== Problem statement ==
Search the material for the string "this", then return every line where it is found.

=== Extracted entries ===

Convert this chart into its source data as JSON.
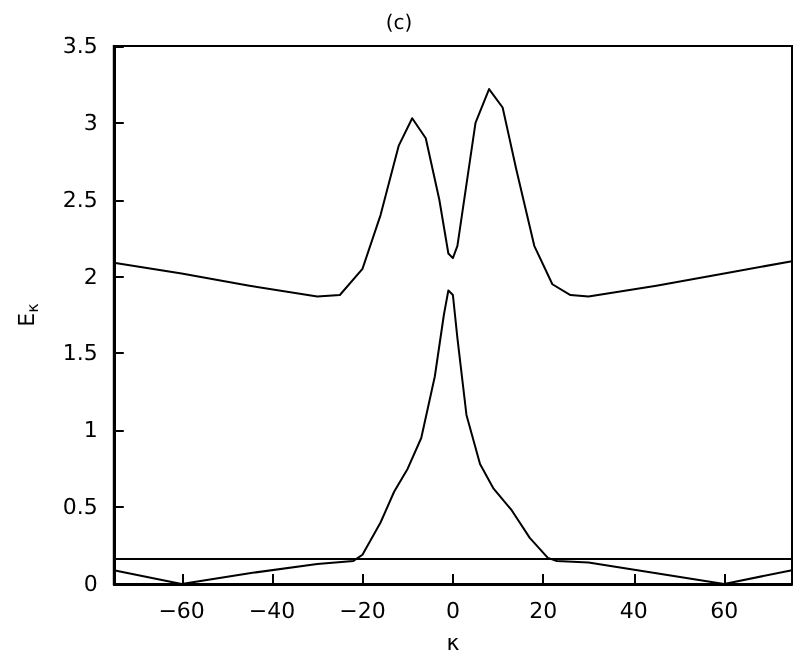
{
  "chart_data": {
    "type": "line",
    "title": "(c)",
    "xlabel": "κ",
    "ylabel": "E$_{κ}$",
    "xlim": [
      -75,
      75
    ],
    "xticks": [
      -60,
      -40,
      -20,
      0,
      20,
      40,
      60
    ],
    "ylim": [
      0,
      3.5
    ],
    "yticks": [
      0,
      0.5,
      1,
      1.5,
      2,
      2.5,
      3,
      3.5
    ],
    "grid": false,
    "marker": "none",
    "line_style": "solid",
    "series": [
      {
        "color": "#000000",
        "x": [
          -75,
          -60,
          -45,
          -30,
          -25,
          -20,
          -16,
          -12,
          -9,
          -6,
          -3,
          -1,
          0,
          1,
          3,
          5,
          8,
          11,
          14,
          18,
          22,
          26,
          30,
          45,
          60,
          75
        ],
        "values": [
          2.09,
          2.02,
          1.94,
          1.87,
          1.88,
          2.05,
          2.4,
          2.85,
          3.03,
          2.9,
          2.5,
          2.15,
          2.12,
          2.2,
          2.6,
          3.0,
          3.22,
          3.1,
          2.7,
          2.2,
          1.95,
          1.88,
          1.87,
          1.94,
          2.02,
          2.1
        ]
      },
      {
        "color": "#000000",
        "x": [
          -75,
          -60,
          -45,
          -30,
          -22,
          -20,
          -16,
          -13,
          -10,
          -7,
          -4,
          -2,
          -1,
          0,
          1,
          3,
          6,
          9,
          13,
          17,
          21,
          23,
          30,
          45,
          60,
          75
        ],
        "values": [
          0.09,
          0,
          0.07,
          0.13,
          0.15,
          0.19,
          0.4,
          0.6,
          0.75,
          0.95,
          1.35,
          1.75,
          1.91,
          1.88,
          1.6,
          1.1,
          0.78,
          0.62,
          0.48,
          0.3,
          0.17,
          0.15,
          0.14,
          0.07,
          0,
          0.09
        ]
      }
    ],
    "ref_lines": [
      {
        "axis": "y",
        "value": 0.17,
        "color": "#000000",
        "line_style": "solid"
      }
    ]
  }
}
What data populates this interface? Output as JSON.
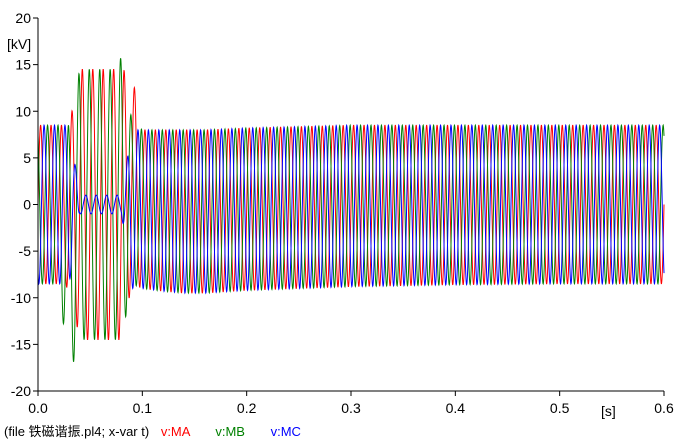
{
  "colors": {
    "background": "#ffffff",
    "axis": "#000000",
    "series_ma": "#ff0000",
    "series_mb": "#008000",
    "series_mc": "#0000ff"
  },
  "footer": {
    "prefix": "(file 铁磁谐振.pl4; x-var t)",
    "series_labels": [
      "v:MA",
      "v:MB",
      "v:MC"
    ]
  },
  "chart_data": {
    "type": "line",
    "title": "",
    "xlabel": "[s]",
    "ylabel": "[kV]",
    "xlim": [
      0.0,
      0.6
    ],
    "ylim": [
      -20,
      20
    ],
    "x_ticks": [
      "0.0",
      "0.1",
      "0.2",
      "0.3",
      "0.4",
      "0.5",
      "0.6"
    ],
    "y_ticks": [
      "20",
      "15",
      "10",
      "5",
      "0",
      "-5",
      "-10",
      "-15",
      "-20"
    ],
    "grid": false,
    "legend": "bottom-left",
    "series": [
      {
        "name": "v:MA",
        "color": "#ff0000",
        "x": [
          0.0,
          0.01,
          0.02,
          0.03,
          0.04,
          0.05,
          0.06,
          0.07,
          0.08,
          0.09,
          0.1,
          0.12,
          0.14,
          0.16,
          0.2,
          0.3,
          0.4,
          0.5,
          0.6
        ],
        "y_envelope_peak": [
          8.5,
          8.5,
          8.5,
          8.5,
          14.5,
          14.5,
          14.5,
          14.5,
          14.5,
          14.0,
          8.0,
          8.0,
          8.0,
          8.0,
          8.2,
          8.5,
          8.5,
          8.5,
          8.5
        ],
        "y_envelope_trough": [
          -8.5,
          -8.5,
          -8.5,
          -9.0,
          -14.5,
          -14.5,
          -14.5,
          -14.5,
          -14.5,
          -8.5,
          -9.0,
          -9.3,
          -9.5,
          -9.5,
          -9.2,
          -8.8,
          -8.6,
          -8.5,
          -8.5
        ]
      },
      {
        "name": "v:MB",
        "color": "#008000",
        "x": [
          0.0,
          0.01,
          0.02,
          0.03,
          0.04,
          0.05,
          0.06,
          0.07,
          0.08,
          0.09,
          0.1,
          0.12,
          0.14,
          0.16,
          0.2,
          0.3,
          0.4,
          0.5,
          0.6
        ],
        "y_envelope_peak": [
          8.5,
          8.5,
          8.5,
          8.5,
          14.5,
          14.5,
          14.5,
          14.5,
          15.8,
          9.0,
          8.0,
          8.0,
          8.0,
          8.0,
          8.2,
          8.5,
          8.5,
          8.5,
          8.5
        ],
        "y_envelope_trough": [
          -8.5,
          -8.5,
          -8.5,
          -18.5,
          -14.5,
          -14.5,
          -14.5,
          -14.5,
          -14.5,
          -8.5,
          -9.0,
          -9.3,
          -9.5,
          -9.5,
          -9.2,
          -8.8,
          -8.6,
          -8.5,
          -8.5
        ]
      },
      {
        "name": "v:MC",
        "color": "#0000ff",
        "x": [
          0.0,
          0.01,
          0.02,
          0.03,
          0.04,
          0.05,
          0.06,
          0.07,
          0.08,
          0.09,
          0.1,
          0.12,
          0.14,
          0.16,
          0.2,
          0.3,
          0.4,
          0.5,
          0.6
        ],
        "y_envelope_peak": [
          8.5,
          8.5,
          8.5,
          8.5,
          1.0,
          1.0,
          1.0,
          1.0,
          1.0,
          8.0,
          8.0,
          8.0,
          8.0,
          8.0,
          8.2,
          8.5,
          8.5,
          8.5,
          8.5
        ],
        "y_envelope_trough": [
          -8.5,
          -8.5,
          -8.5,
          -8.5,
          -1.0,
          -1.0,
          -1.0,
          -1.0,
          -1.0,
          -9.0,
          -9.0,
          -9.3,
          -9.5,
          -9.5,
          -9.2,
          -8.8,
          -8.6,
          -8.5,
          -8.5
        ],
        "frequency_hz": 100,
        "phase_deg": 240
      }
    ],
    "notes": "Three-phase voltage waveforms at about 100 Hz: transient between 0.03 s and 0.095 s (MA/MB about +/-14.5 kV, MC collapsing to about +/-1 kV), then steady oscillation at about +/-8.5 kV"
  }
}
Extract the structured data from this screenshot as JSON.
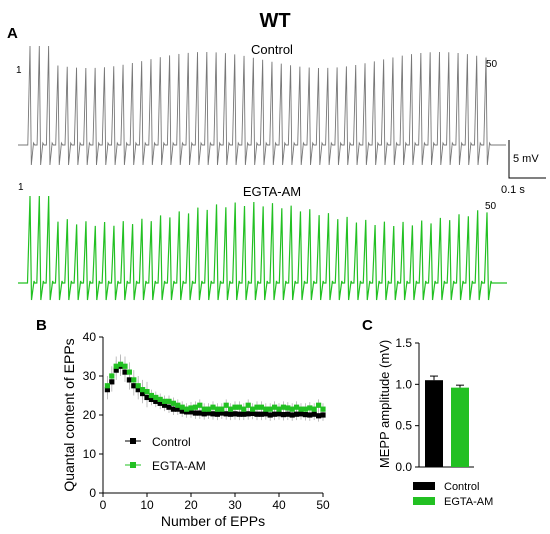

===

== Reply ==
Convert this chart into its source data as JSON.
What data populates this interface? Output as JSON.
Extract the structured data from this screenshot as JSON.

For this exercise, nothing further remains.